- _WORK TO COMPLETE_
Output all the material that follows, exactly as given.

- _SUPPLIED MATERIAL_
***

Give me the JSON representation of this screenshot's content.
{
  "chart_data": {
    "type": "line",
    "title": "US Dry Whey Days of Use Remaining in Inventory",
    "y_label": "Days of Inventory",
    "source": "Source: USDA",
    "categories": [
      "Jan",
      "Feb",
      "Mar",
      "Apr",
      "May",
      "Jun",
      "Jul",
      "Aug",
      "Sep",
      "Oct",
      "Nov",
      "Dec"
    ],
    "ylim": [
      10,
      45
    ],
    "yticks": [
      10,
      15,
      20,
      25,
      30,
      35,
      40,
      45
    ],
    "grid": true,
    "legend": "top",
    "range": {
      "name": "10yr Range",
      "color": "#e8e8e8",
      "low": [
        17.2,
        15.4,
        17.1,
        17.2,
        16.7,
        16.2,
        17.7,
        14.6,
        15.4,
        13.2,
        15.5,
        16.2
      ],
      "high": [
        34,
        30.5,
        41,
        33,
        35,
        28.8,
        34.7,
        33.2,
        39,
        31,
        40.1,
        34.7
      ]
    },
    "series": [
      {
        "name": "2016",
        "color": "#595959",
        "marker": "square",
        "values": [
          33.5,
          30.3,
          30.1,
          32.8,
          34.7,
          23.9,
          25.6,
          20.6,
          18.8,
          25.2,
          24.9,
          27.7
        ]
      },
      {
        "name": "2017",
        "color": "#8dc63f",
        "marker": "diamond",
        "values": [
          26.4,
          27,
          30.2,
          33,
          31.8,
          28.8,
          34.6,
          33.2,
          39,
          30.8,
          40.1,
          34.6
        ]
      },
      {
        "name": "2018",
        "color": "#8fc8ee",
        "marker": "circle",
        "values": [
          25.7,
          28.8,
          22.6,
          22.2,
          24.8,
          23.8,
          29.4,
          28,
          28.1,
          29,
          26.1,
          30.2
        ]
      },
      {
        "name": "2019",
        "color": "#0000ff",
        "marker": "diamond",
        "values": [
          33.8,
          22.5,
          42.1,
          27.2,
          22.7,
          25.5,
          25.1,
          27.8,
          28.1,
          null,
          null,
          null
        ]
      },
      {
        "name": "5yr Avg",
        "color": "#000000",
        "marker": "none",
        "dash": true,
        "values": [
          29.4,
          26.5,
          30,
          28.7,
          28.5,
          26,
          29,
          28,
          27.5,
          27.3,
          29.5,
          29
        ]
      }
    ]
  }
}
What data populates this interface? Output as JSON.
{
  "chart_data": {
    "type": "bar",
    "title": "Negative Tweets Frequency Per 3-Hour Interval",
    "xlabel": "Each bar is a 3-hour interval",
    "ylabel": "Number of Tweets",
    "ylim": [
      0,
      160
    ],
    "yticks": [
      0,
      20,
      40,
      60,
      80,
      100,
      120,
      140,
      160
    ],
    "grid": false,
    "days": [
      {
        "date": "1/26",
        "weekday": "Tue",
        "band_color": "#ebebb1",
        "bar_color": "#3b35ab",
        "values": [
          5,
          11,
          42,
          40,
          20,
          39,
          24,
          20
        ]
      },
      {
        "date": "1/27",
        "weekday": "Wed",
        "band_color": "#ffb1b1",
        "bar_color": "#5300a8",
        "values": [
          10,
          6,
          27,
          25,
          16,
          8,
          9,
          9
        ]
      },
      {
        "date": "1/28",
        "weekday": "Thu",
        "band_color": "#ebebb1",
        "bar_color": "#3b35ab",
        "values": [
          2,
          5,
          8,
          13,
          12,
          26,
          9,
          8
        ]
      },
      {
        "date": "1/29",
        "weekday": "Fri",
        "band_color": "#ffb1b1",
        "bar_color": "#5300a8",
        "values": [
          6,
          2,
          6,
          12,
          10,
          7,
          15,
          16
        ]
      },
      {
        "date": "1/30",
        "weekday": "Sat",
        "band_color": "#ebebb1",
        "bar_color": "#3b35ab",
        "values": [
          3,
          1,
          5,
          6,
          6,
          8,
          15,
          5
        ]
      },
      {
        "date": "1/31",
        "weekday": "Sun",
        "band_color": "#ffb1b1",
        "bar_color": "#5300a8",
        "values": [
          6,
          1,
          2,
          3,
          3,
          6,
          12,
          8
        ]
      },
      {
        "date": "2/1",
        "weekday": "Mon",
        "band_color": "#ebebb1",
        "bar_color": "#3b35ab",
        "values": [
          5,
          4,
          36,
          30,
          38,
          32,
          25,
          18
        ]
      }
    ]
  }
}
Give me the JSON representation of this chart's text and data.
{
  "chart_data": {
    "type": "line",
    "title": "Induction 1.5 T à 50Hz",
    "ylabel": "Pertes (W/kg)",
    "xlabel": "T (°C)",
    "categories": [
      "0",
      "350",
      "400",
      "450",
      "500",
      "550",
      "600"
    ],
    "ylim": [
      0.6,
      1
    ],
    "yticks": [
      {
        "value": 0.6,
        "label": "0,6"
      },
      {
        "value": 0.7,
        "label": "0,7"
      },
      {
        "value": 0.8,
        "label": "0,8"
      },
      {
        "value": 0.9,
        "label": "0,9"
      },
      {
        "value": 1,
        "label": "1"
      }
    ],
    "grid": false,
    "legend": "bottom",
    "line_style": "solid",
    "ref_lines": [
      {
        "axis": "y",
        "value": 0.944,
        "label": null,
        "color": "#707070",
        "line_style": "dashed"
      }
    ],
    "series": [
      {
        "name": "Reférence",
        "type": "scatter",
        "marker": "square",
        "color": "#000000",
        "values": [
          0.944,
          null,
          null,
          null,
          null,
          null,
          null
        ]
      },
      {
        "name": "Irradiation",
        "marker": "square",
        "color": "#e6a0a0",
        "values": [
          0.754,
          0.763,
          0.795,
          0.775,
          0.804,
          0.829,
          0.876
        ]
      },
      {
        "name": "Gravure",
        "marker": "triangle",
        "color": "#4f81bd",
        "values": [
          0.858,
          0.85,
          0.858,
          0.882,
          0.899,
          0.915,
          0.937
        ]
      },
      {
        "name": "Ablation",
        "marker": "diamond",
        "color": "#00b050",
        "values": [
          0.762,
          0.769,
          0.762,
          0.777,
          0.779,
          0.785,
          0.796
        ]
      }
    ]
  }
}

***

- _OUTPUT OF THE EXERCISE_
Give me the JSON representation of this screenshot's content.
{
  "chart_data": {
    "type": "line",
    "title": "US Dry Whey Days of Use Remaining in Inventory",
    "y_label": "Days of Inventory",
    "source": "Source: USDA",
    "categories": [
      "Jan",
      "Feb",
      "Mar",
      "Apr",
      "May",
      "Jun",
      "Jul",
      "Aug",
      "Sep",
      "Oct",
      "Nov",
      "Dec"
    ],
    "ylim": [
      10,
      45
    ],
    "yticks": [
      10,
      15,
      20,
      25,
      30,
      35,
      40,
      45
    ],
    "grid": true,
    "legend": "top",
    "range": {
      "name": "10yr Range",
      "color": "#e8e8e8",
      "low": [
        17.2,
        15.4,
        17.1,
        17.2,
        16.7,
        16.2,
        17.7,
        14.6,
        15.4,
        13.2,
        15.5,
        16.2
      ],
      "high": [
        34,
        30.5,
        41,
        33,
        35,
        28.8,
        34.7,
        33.2,
        39,
        31,
        40.1,
        34.7
      ]
    },
    "series": [
      {
        "name": "2016",
        "color": "#595959",
        "marker": "square",
        "values": [
          33.5,
          30.3,
          30.1,
          32.8,
          34.7,
          23.9,
          25.6,
          20.6,
          18.8,
          25.2,
          24.9,
          27.7
        ]
      },
      {
        "name": "2017",
        "color": "#8dc63f",
        "marker": "diamond",
        "values": [
          26.4,
          27,
          30.2,
          33,
          31.8,
          28.8,
          34.6,
          33.2,
          39,
          30.8,
          40.1,
          34.6
        ]
      },
      {
        "name": "2018",
        "color": "#8fc8ee",
        "marker": "circle",
        "values": [
          25.7,
          28.8,
          22.6,
          22.2,
          24.8,
          23.8,
          29.4,
          28,
          28.1,
          29,
          26.1,
          30.2
        ]
      },
      {
        "name": "2019",
        "color": "#0000ff",
        "marker": "diamond",
        "values": [
          33.8,
          22.5,
          42.1,
          27.2,
          22.7,
          25.5,
          25.1,
          27.8,
          28.1,
          null,
          null,
          null
        ]
      },
      {
        "name": "5yr Avg",
        "color": "#000000",
        "marker": "none",
        "dash": true,
        "values": [
          29.4,
          26.5,
          30,
          28.7,
          28.5,
          26,
          29,
          28,
          27.5,
          27.3,
          29.5,
          29
        ]
      }
    ]
  }
}
What data populates this interface? Output as JSON.
{
  "chart_data": {
    "type": "bar",
    "title": "Negative Tweets Frequency Per 3-Hour Interval",
    "xlabel": "Each bar is a 3-hour interval",
    "ylabel": "Number of Tweets",
    "ylim": [
      0,
      160
    ],
    "yticks": [
      0,
      20,
      40,
      60,
      80,
      100,
      120,
      140,
      160
    ],
    "grid": false,
    "days": [
      {
        "date": "1/26",
        "weekday": "Tue",
        "band_color": "#ebebb1",
        "bar_color": "#3b35ab",
        "values": [
          5,
          11,
          42,
          40,
          20,
          39,
          24,
          20
        ]
      },
      {
        "date": "1/27",
        "weekday": "Wed",
        "band_color": "#ffb1b1",
        "bar_color": "#5300a8",
        "values": [
          10,
          6,
          27,
          25,
          16,
          8,
          9,
          9
        ]
      },
      {
        "date": "1/28",
        "weekday": "Thu",
        "band_color": "#ebebb1",
        "bar_color": "#3b35ab",
        "values": [
          2,
          5,
          8,
          13,
          12,
          26,
          9,
          8
        ]
      },
      {
        "date": "1/29",
        "weekday": "Fri",
        "band_color": "#ffb1b1",
        "bar_color": "#5300a8",
        "values": [
          6,
          2,
          6,
          12,
          10,
          7,
          15,
          16
        ]
      },
      {
        "date": "1/30",
        "weekday": "Sat",
        "band_color": "#ebebb1",
        "bar_color": "#3b35ab",
        "values": [
          3,
          1,
          5,
          6,
          6,
          8,
          15,
          5
        ]
      },
      {
        "date": "1/31",
        "weekday": "Sun",
        "band_color": "#ffb1b1",
        "bar_color": "#5300a8",
        "values": [
          6,
          1,
          2,
          3,
          3,
          6,
          12,
          8
        ]
      },
      {
        "date": "2/1",
        "weekday": "Mon",
        "band_color": "#ebebb1",
        "bar_color": "#3b35ab",
        "values": [
          5,
          4,
          36,
          30,
          38,
          32,
          25,
          18
        ]
      }
    ]
  }
}
Give me the JSON representation of this chart's text and data.
{
  "chart_data": {
    "type": "line",
    "title": "Induction 1.5 T à 50Hz",
    "ylabel": "Pertes (W/kg)",
    "xlabel": "T (°C)",
    "categories": [
      "0",
      "350",
      "400",
      "450",
      "500",
      "550",
      "600"
    ],
    "ylim": [
      0.6,
      1
    ],
    "yticks": [
      {
        "value": 0.6,
        "label": "0,6"
      },
      {
        "value": 0.7,
        "label": "0,7"
      },
      {
        "value": 0.8,
        "label": "0,8"
      },
      {
        "value": 0.9,
        "label": "0,9"
      },
      {
        "value": 1,
        "label": "1"
      }
    ],
    "grid": false,
    "legend": "bottom",
    "line_style": "solid",
    "ref_lines": [
      {
        "axis": "y",
        "value": 0.944,
        "label": null,
        "color": "#707070",
        "line_style": "dashed"
      }
    ],
    "series": [
      {
        "name": "Reférence",
        "type": "scatter",
        "marker": "square",
        "color": "#000000",
        "values": [
          0.944,
          null,
          null,
          null,
          null,
          null,
          null
        ]
      },
      {
        "name": "Irradiation",
        "marker": "square",
        "color": "#e6a0a0",
        "values": [
          0.754,
          0.763,
          0.795,
          0.775,
          0.804,
          0.829,
          0.876
        ]
      },
      {
        "name": "Gravure",
        "marker": "triangle",
        "color": "#4f81bd",
        "values": [
          0.858,
          0.85,
          0.858,
          0.882,
          0.899,
          0.915,
          0.937
        ]
      },
      {
        "name": "Ablation",
        "marker": "diamond",
        "color": "#00b050",
        "values": [
          0.762,
          0.769,
          0.762,
          0.777,
          0.779,
          0.785,
          0.796
        ]
      }
    ]
  }
}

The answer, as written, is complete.